Copy out all of the data exactly as it appears.

(Entries taken from a collection)
::::

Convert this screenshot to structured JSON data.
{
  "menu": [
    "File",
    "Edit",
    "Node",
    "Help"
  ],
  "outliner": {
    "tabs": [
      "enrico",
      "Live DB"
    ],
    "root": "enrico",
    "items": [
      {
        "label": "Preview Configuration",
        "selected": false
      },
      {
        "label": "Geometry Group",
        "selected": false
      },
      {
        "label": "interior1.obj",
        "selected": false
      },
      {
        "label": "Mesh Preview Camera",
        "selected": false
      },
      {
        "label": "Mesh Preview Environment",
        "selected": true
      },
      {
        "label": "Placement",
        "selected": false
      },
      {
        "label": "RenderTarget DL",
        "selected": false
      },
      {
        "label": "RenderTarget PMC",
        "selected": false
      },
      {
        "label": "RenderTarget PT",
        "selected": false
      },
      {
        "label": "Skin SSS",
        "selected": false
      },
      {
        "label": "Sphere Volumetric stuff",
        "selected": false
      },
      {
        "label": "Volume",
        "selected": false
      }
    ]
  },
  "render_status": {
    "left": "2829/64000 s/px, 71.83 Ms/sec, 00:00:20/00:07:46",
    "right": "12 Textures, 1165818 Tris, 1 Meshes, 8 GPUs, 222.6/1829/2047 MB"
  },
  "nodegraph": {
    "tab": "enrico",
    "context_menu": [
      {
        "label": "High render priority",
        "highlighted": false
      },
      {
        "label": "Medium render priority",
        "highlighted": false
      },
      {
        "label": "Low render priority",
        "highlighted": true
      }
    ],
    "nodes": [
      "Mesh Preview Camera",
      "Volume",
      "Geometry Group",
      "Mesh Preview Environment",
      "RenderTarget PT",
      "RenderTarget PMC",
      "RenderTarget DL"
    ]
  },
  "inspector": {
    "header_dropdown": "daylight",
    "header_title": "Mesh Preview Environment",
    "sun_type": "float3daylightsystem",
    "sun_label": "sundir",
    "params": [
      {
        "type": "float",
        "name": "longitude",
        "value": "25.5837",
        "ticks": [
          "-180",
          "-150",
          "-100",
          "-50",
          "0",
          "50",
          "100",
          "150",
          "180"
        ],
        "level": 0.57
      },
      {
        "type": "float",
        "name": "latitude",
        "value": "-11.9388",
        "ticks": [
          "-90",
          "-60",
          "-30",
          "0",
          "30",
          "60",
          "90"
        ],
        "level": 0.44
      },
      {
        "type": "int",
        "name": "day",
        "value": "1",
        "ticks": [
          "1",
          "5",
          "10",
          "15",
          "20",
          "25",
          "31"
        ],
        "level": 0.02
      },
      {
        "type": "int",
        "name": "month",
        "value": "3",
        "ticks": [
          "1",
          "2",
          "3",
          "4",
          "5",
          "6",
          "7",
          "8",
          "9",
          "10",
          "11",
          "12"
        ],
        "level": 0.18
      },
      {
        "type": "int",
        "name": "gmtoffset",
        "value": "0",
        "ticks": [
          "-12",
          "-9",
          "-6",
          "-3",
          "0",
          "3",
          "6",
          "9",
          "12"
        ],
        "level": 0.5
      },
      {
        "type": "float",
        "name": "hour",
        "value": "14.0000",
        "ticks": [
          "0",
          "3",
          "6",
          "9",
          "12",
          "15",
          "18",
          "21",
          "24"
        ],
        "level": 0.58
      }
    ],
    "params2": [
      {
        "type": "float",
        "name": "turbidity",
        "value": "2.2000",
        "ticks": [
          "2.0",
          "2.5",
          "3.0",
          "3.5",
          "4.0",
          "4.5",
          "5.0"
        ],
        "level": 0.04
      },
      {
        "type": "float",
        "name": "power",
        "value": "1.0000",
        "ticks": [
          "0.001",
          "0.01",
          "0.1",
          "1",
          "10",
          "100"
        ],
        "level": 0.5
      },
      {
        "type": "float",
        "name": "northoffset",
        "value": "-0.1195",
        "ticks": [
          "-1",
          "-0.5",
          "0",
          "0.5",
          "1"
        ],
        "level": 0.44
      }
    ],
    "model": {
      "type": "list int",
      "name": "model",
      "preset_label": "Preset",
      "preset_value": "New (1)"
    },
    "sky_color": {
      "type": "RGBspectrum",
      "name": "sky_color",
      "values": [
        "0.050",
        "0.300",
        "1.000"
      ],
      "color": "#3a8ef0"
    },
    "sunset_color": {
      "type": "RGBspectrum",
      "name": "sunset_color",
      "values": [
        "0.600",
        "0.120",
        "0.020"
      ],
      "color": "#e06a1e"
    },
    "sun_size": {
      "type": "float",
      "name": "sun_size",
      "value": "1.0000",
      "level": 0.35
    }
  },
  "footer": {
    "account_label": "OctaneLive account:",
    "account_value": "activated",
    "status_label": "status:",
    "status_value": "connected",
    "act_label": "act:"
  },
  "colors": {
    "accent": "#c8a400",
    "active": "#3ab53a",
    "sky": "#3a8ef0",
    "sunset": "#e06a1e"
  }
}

::::

• **Finished exercise**
Convert this screenshot to structured JSON data.
{
  "menu": [
    "File",
    "Edit",
    "Node",
    "Help"
  ],
  "outliner": {
    "tabs": [
      "enrico",
      "Live DB"
    ],
    "root": "enrico",
    "items": [
      {
        "label": "Preview Configuration",
        "selected": false
      },
      {
        "label": "Geometry Group",
        "selected": false
      },
      {
        "label": "interior1.obj",
        "selected": false
      },
      {
        "label": "Mesh Preview Camera",
        "selected": false
      },
      {
        "label": "Mesh Preview Environment",
        "selected": true
      },
      {
        "label": "Placement",
        "selected": false
      },
      {
        "label": "RenderTarget DL",
        "selected": false
      },
      {
        "label": "RenderTarget PMC",
        "selected": false
      },
      {
        "label": "RenderTarget PT",
        "selected": false
      },
      {
        "label": "Skin SSS",
        "selected": false
      },
      {
        "label": "Sphere Volumetric stuff",
        "selected": false
      },
      {
        "label": "Volume",
        "selected": false
      }
    ]
  },
  "render_status": {
    "left": "2829/64000 s/px, 71.83 Ms/sec, 00:00:20/00:07:46",
    "right": "12 Textures, 1165818 Tris, 1 Meshes, 8 GPUs, 222.6/1829/2047 MB"
  },
  "nodegraph": {
    "tab": "enrico",
    "context_menu": [
      {
        "label": "High render priority",
        "highlighted": false
      },
      {
        "label": "Medium render priority",
        "highlighted": false
      },
      {
        "label": "Low render priority",
        "highlighted": true
      }
    ],
    "nodes": [
      "Mesh Preview Camera",
      "Volume",
      "Geometry Group",
      "Mesh Preview Environment",
      "RenderTarget PT",
      "RenderTarget PMC",
      "RenderTarget DL"
    ]
  },
  "inspector": {
    "header_dropdown": "daylight",
    "header_title": "Mesh Preview Environment",
    "sun_type": "float3daylightsystem",
    "sun_label": "sundir",
    "params": [
      {
        "type": "float",
        "name": "longitude",
        "value": "25.5837",
        "ticks": [
          "-180",
          "-150",
          "-100",
          "-50",
          "0",
          "50",
          "100",
          "150",
          "180"
        ],
        "level": 0.57
      },
      {
        "type": "float",
        "name": "latitude",
        "value": "-11.9388",
        "ticks": [
          "-90",
          "-60",
          "-30",
          "0",
          "30",
          "60",
          "90"
        ],
        "level": 0.44
      },
      {
        "type": "int",
        "name": "day",
        "value": "1",
        "ticks": [
          "1",
          "5",
          "10",
          "15",
          "20",
          "25",
          "31"
        ],
        "level": 0.02
      },
      {
        "type": "int",
        "name": "month",
        "value": "3",
        "ticks": [
          "1",
          "2",
          "3",
          "4",
          "5",
          "6",
          "7",
          "8",
          "9",
          "10",
          "11",
          "12"
        ],
        "level": 0.18
      },
      {
        "type": "int",
        "name": "gmtoffset",
        "value": "0",
        "ticks": [
          "-12",
          "-9",
          "-6",
          "-3",
          "0",
          "3",
          "6",
          "9",
          "12"
        ],
        "level": 0.5
      },
      {
        "type": "float",
        "name": "hour",
        "value": "14.0000",
        "ticks": [
          "0",
          "3",
          "6",
          "9",
          "12",
          "15",
          "18",
          "21",
          "24"
        ],
        "level": 0.58
      }
    ],
    "params2": [
      {
        "type": "float",
        "name": "turbidity",
        "value": "2.2000",
        "ticks": [
          "2.0",
          "2.5",
          "3.0",
          "3.5",
          "4.0",
          "4.5",
          "5.0"
        ],
        "level": 0.04
      },
      {
        "type": "float",
        "name": "power",
        "value": "1.0000",
        "ticks": [
          "0.001",
          "0.01",
          "0.1",
          "1",
          "10",
          "100"
        ],
        "level": 0.5
      },
      {
        "type": "float",
        "name": "northoffset",
        "value": "-0.1195",
        "ticks": [
          "-1",
          "-0.5",
          "0",
          "0.5",
          "1"
        ],
        "level": 0.44
      }
    ],
    "model": {
      "type": "list int",
      "name": "model",
      "preset_label": "Preset",
      "preset_value": "New (1)"
    },
    "sky_color": {
      "type": "RGBspectrum",
      "name": "sky_color",
      "values": [
        "0.050",
        "0.300",
        "1.000"
      ],
      "color": "#3a8ef0"
    },
    "sunset_color": {
      "type": "RGBspectrum",
      "name": "sunset_color",
      "values": [
        "0.600",
        "0.120",
        "0.020"
      ],
      "color": "#e06a1e"
    },
    "sun_size": {
      "type": "float",
      "name": "sun_size",
      "value": "1.0000",
      "level": 0.35
    }
  },
  "footer": {
    "account_label": "OctaneLive account:",
    "account_value": "activated",
    "status_label": "status:",
    "status_value": "connected",
    "act_label": "act:"
  },
  "colors": {
    "accent": "#c8a400",
    "active": "#3ab53a",
    "sky": "#3a8ef0",
    "sunset": "#e06a1e"
  }
}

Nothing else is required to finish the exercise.